RECORDS TO USE:
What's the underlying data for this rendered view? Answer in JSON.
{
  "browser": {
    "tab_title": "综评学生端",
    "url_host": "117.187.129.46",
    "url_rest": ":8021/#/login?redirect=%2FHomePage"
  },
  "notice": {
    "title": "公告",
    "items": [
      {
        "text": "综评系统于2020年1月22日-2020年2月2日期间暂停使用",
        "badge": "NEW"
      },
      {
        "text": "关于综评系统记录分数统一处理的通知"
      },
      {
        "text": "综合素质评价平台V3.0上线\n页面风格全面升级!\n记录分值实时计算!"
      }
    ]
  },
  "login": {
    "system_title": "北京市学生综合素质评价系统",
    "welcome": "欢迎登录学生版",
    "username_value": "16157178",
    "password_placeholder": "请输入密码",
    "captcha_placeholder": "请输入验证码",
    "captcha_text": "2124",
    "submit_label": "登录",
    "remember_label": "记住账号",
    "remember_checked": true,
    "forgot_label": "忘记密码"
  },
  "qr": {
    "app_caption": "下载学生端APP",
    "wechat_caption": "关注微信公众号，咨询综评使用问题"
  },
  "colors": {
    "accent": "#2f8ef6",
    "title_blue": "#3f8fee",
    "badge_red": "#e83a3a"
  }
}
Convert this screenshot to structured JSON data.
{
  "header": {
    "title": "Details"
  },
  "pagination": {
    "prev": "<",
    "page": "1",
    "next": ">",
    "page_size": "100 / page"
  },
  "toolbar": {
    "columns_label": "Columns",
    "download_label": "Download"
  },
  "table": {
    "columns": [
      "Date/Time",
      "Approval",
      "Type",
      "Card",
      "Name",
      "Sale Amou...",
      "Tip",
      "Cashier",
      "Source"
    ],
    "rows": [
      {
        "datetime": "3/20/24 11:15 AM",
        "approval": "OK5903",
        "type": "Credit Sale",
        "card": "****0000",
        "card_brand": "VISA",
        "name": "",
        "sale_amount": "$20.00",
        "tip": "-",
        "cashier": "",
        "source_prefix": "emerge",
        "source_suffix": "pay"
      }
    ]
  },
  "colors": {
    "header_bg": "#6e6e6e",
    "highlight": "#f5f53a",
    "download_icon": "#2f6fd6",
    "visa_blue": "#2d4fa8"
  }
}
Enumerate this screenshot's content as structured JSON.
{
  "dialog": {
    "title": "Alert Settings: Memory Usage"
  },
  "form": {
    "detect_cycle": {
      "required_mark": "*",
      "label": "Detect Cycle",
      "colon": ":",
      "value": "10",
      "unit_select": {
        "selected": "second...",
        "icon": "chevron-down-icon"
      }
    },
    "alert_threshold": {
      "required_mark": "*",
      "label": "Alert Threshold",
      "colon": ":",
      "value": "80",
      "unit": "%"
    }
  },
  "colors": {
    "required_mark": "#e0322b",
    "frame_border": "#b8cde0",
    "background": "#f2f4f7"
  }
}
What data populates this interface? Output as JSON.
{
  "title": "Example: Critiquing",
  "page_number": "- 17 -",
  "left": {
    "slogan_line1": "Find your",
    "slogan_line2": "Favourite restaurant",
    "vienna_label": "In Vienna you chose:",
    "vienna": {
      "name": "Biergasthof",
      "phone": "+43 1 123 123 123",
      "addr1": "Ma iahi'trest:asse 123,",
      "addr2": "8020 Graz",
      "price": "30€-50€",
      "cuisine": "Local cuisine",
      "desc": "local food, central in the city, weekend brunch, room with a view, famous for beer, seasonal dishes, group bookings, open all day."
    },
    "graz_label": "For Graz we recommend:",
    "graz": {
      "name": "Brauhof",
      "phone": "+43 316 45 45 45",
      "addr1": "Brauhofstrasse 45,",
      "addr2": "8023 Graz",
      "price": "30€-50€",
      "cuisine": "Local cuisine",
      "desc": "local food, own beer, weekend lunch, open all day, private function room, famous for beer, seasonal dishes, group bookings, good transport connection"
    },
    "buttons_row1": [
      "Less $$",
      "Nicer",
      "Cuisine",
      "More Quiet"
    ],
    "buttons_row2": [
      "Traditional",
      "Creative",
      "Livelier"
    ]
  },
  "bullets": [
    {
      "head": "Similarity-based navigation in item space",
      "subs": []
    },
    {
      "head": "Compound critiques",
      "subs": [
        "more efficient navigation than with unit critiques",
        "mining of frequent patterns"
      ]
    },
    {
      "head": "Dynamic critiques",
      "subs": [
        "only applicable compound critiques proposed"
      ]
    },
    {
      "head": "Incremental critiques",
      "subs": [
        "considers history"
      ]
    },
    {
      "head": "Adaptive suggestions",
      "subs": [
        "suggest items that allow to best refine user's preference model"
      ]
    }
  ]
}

PROBLEM: Return the material exactly as it stands.

CORRECT RESULT:
What's the underlying data for this rendered view? Answer in JSON.
{
  "browser": {
    "tab_title": "综评学生端",
    "url_host": "117.187.129.46",
    "url_rest": ":8021/#/login?redirect=%2FHomePage"
  },
  "notice": {
    "title": "公告",
    "items": [
      {
        "text": "综评系统于2020年1月22日-2020年2月2日期间暂停使用",
        "badge": "NEW"
      },
      {
        "text": "关于综评系统记录分数统一处理的通知"
      },
      {
        "text": "综合素质评价平台V3.0上线\n页面风格全面升级!\n记录分值实时计算!"
      }
    ]
  },
  "login": {
    "system_title": "北京市学生综合素质评价系统",
    "welcome": "欢迎登录学生版",
    "username_value": "16157178",
    "password_placeholder": "请输入密码",
    "captcha_placeholder": "请输入验证码",
    "captcha_text": "2124",
    "submit_label": "登录",
    "remember_label": "记住账号",
    "remember_checked": true,
    "forgot_label": "忘记密码"
  },
  "qr": {
    "app_caption": "下载学生端APP",
    "wechat_caption": "关注微信公众号，咨询综评使用问题"
  },
  "colors": {
    "accent": "#2f8ef6",
    "title_blue": "#3f8fee",
    "badge_red": "#e83a3a"
  }
}
Convert this screenshot to structured JSON data.
{
  "header": {
    "title": "Details"
  },
  "pagination": {
    "prev": "<",
    "page": "1",
    "next": ">",
    "page_size": "100 / page"
  },
  "toolbar": {
    "columns_label": "Columns",
    "download_label": "Download"
  },
  "table": {
    "columns": [
      "Date/Time",
      "Approval",
      "Type",
      "Card",
      "Name",
      "Sale Amou...",
      "Tip",
      "Cashier",
      "Source"
    ],
    "rows": [
      {
        "datetime": "3/20/24 11:15 AM",
        "approval": "OK5903",
        "type": "Credit Sale",
        "card": "****0000",
        "card_brand": "VISA",
        "name": "",
        "sale_amount": "$20.00",
        "tip": "-",
        "cashier": "",
        "source_prefix": "emerge",
        "source_suffix": "pay"
      }
    ]
  },
  "colors": {
    "header_bg": "#6e6e6e",
    "highlight": "#f5f53a",
    "download_icon": "#2f6fd6",
    "visa_blue": "#2d4fa8"
  }
}
Enumerate this screenshot's content as structured JSON.
{
  "dialog": {
    "title": "Alert Settings: Memory Usage"
  },
  "form": {
    "detect_cycle": {
      "required_mark": "*",
      "label": "Detect Cycle",
      "colon": ":",
      "value": "10",
      "unit_select": {
        "selected": "second...",
        "icon": "chevron-down-icon"
      }
    },
    "alert_threshold": {
      "required_mark": "*",
      "label": "Alert Threshold",
      "colon": ":",
      "value": "80",
      "unit": "%"
    }
  },
  "colors": {
    "required_mark": "#e0322b",
    "frame_border": "#b8cde0",
    "background": "#f2f4f7"
  }
}
What data populates this interface? Output as JSON.
{
  "title": "Example: Critiquing",
  "page_number": "- 17 -",
  "left": {
    "slogan_line1": "Find your",
    "slogan_line2": "Favourite restaurant",
    "vienna_label": "In Vienna you chose:",
    "vienna": {
      "name": "Biergasthof",
      "phone": "+43 1 123 123 123",
      "addr1": "Ma iahi'trest:asse 123,",
      "addr2": "8020 Graz",
      "price": "30€-50€",
      "cuisine": "Local cuisine",
      "desc": "local food, central in the city, weekend brunch, room with a view, famous for beer, seasonal dishes, group bookings, open all day."
    },
    "graz_label": "For Graz we recommend:",
    "graz": {
      "name": "Brauhof",
      "phone": "+43 316 45 45 45",
      "addr1": "Brauhofstrasse 45,",
      "addr2": "8023 Graz",
      "price": "30€-50€",
      "cuisine": "Local cuisine",
      "desc": "local food, own beer, weekend lunch, open all day, private function room, famous for beer, seasonal dishes, group bookings, good transport connection"
    },
    "buttons_row1": [
      "Less $$",
      "Nicer",
      "Cuisine",
      "More Quiet"
    ],
    "buttons_row2": [
      "Traditional",
      "Creative",
      "Livelier"
    ]
  },
  "bullets": [
    {
      "head": "Similarity-based navigation in item space",
      "subs": []
    },
    {
      "head": "Compound critiques",
      "subs": [
        "more efficient navigation than with unit critiques",
        "mining of frequent patterns"
      ]
    },
    {
      "head": "Dynamic critiques",
      "subs": [
        "only applicable compound critiques proposed"
      ]
    },
    {
      "head": "Incremental critiques",
      "subs": [
        "considers history"
      ]
    },
    {
      "head": "Adaptive suggestions",
      "subs": [
        "suggest items that allow to best refine user's preference model"
      ]
    }
  ]
}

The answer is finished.